Task prompt - Output the full listing word for word.

Given entries -
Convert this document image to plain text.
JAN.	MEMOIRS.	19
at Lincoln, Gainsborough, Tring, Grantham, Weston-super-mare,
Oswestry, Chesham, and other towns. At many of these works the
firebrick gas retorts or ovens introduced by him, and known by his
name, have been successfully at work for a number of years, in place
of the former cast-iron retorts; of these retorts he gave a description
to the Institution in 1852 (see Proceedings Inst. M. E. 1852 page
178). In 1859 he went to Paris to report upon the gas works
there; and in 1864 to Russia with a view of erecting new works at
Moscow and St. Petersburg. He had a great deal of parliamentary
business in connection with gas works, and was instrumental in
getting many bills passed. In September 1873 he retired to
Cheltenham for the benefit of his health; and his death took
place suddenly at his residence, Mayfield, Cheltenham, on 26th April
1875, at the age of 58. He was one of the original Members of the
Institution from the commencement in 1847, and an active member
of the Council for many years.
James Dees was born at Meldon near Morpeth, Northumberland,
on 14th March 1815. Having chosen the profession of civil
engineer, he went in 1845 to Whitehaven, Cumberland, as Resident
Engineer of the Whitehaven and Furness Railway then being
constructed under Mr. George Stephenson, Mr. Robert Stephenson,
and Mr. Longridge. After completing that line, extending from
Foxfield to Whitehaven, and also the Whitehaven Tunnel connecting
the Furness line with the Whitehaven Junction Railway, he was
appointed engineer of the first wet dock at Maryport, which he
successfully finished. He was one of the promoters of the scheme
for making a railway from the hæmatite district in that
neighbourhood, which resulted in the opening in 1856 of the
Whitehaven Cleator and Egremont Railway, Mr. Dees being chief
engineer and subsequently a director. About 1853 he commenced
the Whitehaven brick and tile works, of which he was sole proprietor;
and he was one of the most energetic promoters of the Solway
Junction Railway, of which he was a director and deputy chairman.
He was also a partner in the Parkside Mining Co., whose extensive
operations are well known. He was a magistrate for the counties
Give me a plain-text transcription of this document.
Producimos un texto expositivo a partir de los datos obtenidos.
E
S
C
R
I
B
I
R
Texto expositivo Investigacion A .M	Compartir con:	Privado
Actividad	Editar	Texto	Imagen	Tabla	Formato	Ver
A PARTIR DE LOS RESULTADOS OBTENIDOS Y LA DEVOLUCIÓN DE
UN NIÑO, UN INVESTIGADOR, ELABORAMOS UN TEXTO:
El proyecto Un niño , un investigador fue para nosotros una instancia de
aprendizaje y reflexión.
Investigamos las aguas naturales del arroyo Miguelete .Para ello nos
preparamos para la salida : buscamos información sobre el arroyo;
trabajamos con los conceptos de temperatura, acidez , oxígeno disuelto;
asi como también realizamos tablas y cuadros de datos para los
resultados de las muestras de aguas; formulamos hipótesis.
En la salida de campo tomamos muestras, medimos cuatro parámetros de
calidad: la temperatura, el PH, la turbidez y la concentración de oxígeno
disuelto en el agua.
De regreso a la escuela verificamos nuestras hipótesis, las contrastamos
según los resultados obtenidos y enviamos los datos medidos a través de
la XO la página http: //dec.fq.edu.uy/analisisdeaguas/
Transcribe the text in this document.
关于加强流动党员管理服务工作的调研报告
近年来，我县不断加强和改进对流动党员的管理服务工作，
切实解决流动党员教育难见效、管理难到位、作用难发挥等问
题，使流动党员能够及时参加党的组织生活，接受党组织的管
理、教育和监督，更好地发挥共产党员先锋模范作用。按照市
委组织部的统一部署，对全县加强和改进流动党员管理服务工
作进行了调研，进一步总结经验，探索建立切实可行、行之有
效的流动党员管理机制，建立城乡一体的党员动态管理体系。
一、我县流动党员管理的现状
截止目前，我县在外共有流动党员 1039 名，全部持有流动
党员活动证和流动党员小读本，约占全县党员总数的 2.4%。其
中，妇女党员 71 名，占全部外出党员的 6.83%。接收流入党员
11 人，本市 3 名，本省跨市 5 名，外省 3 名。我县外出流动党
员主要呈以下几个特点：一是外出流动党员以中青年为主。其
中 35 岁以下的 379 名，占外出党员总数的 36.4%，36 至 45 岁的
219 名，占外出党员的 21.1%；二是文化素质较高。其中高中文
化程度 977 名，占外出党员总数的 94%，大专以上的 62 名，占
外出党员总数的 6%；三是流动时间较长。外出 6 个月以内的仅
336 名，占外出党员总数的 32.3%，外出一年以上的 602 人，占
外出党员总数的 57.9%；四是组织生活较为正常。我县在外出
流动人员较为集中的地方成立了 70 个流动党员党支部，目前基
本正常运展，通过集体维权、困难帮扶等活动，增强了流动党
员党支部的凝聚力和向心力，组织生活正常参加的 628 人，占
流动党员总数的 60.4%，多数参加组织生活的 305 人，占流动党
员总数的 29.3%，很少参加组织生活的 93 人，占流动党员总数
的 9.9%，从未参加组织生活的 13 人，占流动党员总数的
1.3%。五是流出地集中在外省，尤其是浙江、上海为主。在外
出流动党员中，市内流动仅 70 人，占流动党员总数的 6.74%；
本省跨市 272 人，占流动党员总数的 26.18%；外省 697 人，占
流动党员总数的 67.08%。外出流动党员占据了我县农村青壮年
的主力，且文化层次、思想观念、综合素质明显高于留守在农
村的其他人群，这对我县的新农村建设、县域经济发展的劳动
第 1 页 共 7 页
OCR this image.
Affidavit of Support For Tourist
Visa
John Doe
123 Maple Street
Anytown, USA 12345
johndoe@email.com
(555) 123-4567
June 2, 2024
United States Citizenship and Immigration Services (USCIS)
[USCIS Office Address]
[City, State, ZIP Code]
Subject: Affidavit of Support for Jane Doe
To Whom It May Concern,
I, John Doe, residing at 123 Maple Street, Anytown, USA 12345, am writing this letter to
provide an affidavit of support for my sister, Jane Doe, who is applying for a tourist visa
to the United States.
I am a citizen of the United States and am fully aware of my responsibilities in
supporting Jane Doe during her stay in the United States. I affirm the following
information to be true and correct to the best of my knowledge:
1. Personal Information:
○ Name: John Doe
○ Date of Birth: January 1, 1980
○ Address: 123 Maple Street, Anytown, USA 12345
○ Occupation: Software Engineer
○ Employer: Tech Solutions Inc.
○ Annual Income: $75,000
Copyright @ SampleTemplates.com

Response -
Convert this document image to plain text.
JAN.	MEMOIRS.	19
at Lincoln, Gainsborough, Tring, Grantham, Weston-super-mare,
Oswestry, Chesham, and other towns. At many of these works the
firebrick gas retorts or ovens introduced by him, and known by his
name, have been successfully at work for a number of years, in place
of the former cast-iron retorts; of these retorts he gave a description
to the Institution in 1852 (see Proceedings Inst. M. E. 1852 page
178). In 1859 he went to Paris to report upon the gas works
there; and in 1864 to Russia with a view of erecting new works at
Moscow and St. Petersburg. He had a great deal of parliamentary
business in connection with gas works, and was instrumental in
getting many bills passed. In September 1873 he retired to
Cheltenham for the benefit of his health; and his death took
place suddenly at his residence, Mayfield, Cheltenham, on 26th April
1875, at the age of 58. He was one of the original Members of the
Institution from the commencement in 1847, and an active member
of the Council for many years.
James Dees was born at Meldon near Morpeth, Northumberland,
on 14th March 1815. Having chosen the profession of civil
engineer, he went in 1845 to Whitehaven, Cumberland, as Resident
Engineer of the Whitehaven and Furness Railway then being
constructed under Mr. George Stephenson, Mr. Robert Stephenson,
and Mr. Longridge. After completing that line, extending from
Foxfield to Whitehaven, and also the Whitehaven Tunnel connecting
the Furness line with the Whitehaven Junction Railway, he was
appointed engineer of the first wet dock at Maryport, which he
successfully finished. He was one of the promoters of the scheme
for making a railway from the hæmatite district in that
neighbourhood, which resulted in the opening in 1856 of the
Whitehaven Cleator and Egremont Railway, Mr. Dees being chief
engineer and subsequently a director. About 1853 he commenced
the Whitehaven brick and tile works, of which he was sole proprietor;
and he was one of the most energetic promoters of the Solway
Junction Railway, of which he was a director and deputy chairman.
He was also a partner in the Parkside Mining Co., whose extensive
operations are well known. He was a magistrate for the counties
Give me a plain-text transcription of this document.
Producimos un texto expositivo a partir de los datos obtenidos.
E
S
C
R
I
B
I
R
Texto expositivo Investigacion A .M	Compartir con:	Privado
Actividad	Editar	Texto	Imagen	Tabla	Formato	Ver
A PARTIR DE LOS RESULTADOS OBTENIDOS Y LA DEVOLUCIÓN DE
UN NIÑO, UN INVESTIGADOR, ELABORAMOS UN TEXTO:
El proyecto Un niño , un investigador fue para nosotros una instancia de
aprendizaje y reflexión.
Investigamos las aguas naturales del arroyo Miguelete .Para ello nos
preparamos para la salida : buscamos información sobre el arroyo;
trabajamos con los conceptos de temperatura, acidez , oxígeno disuelto;
asi como también realizamos tablas y cuadros de datos para los
resultados de las muestras de aguas; formulamos hipótesis.
En la salida de campo tomamos muestras, medimos cuatro parámetros de
calidad: la temperatura, el PH, la turbidez y la concentración de oxígeno
disuelto en el agua.
De regreso a la escuela verificamos nuestras hipótesis, las contrastamos
según los resultados obtenidos y enviamos los datos medidos a través de
la XO la página http: //dec.fq.edu.uy/analisisdeaguas/
Transcribe the text in this document.
关于加强流动党员管理服务工作的调研报告
近年来，我县不断加强和改进对流动党员的管理服务工作，
切实解决流动党员教育难见效、管理难到位、作用难发挥等问
题，使流动党员能够及时参加党的组织生活，接受党组织的管
理、教育和监督，更好地发挥共产党员先锋模范作用。按照市
委组织部的统一部署，对全县加强和改进流动党员管理服务工
作进行了调研，进一步总结经验，探索建立切实可行、行之有
效的流动党员管理机制，建立城乡一体的党员动态管理体系。
一、我县流动党员管理的现状
截止目前，我县在外共有流动党员 1039 名，全部持有流动
党员活动证和流动党员小读本，约占全县党员总数的 2.4%。其
中，妇女党员 71 名，占全部外出党员的 6.83%。接收流入党员
11 人，本市 3 名，本省跨市 5 名，外省 3 名。我县外出流动党
员主要呈以下几个特点：一是外出流动党员以中青年为主。其
中 35 岁以下的 379 名，占外出党员总数的 36.4%，36 至 45 岁的
219 名，占外出党员的 21.1%；二是文化素质较高。其中高中文
化程度 977 名，占外出党员总数的 94%，大专以上的 62 名，占
外出党员总数的 6%；三是流动时间较长。外出 6 个月以内的仅
336 名，占外出党员总数的 32.3%，外出一年以上的 602 人，占
外出党员总数的 57.9%；四是组织生活较为正常。我县在外出
流动人员较为集中的地方成立了 70 个流动党员党支部，目前基
本正常运展，通过集体维权、困难帮扶等活动，增强了流动党
员党支部的凝聚力和向心力，组织生活正常参加的 628 人，占
流动党员总数的 60.4%，多数参加组织生活的 305 人，占流动党
员总数的 29.3%，很少参加组织生活的 93 人，占流动党员总数
的 9.9%，从未参加组织生活的 13 人，占流动党员总数的
1.3%。五是流出地集中在外省，尤其是浙江、上海为主。在外
出流动党员中，市内流动仅 70 人，占流动党员总数的 6.74%；
本省跨市 272 人，占流动党员总数的 26.18%；外省 697 人，占
流动党员总数的 67.08%。外出流动党员占据了我县农村青壮年
的主力，且文化层次、思想观念、综合素质明显高于留守在农
村的其他人群，这对我县的新农村建设、县域经济发展的劳动
第 1 页 共 7 页
OCR this image.
Affidavit of Support For Tourist
Visa
John Doe
123 Maple Street
Anytown, USA 12345
johndoe@email.com
(555) 123-4567
June 2, 2024
United States Citizenship and Immigration Services (USCIS)
[USCIS Office Address]
[City, State, ZIP Code]
Subject: Affidavit of Support for Jane Doe
To Whom It May Concern,
I, John Doe, residing at 123 Maple Street, Anytown, USA 12345, am writing this letter to
provide an affidavit of support for my sister, Jane Doe, who is applying for a tourist visa
to the United States.
I am a citizen of the United States and am fully aware of my responsibilities in
supporting Jane Doe during her stay in the United States. I affirm the following
information to be true and correct to the best of my knowledge:
1. Personal Information:
○ Name: John Doe
○ Date of Birth: January 1, 1980
○ Address: 123 Maple Street, Anytown, USA 12345
○ Occupation: Software Engineer
○ Employer: Tech Solutions Inc.
○ Annual Income: $75,000
Copyright @ SampleTemplates.com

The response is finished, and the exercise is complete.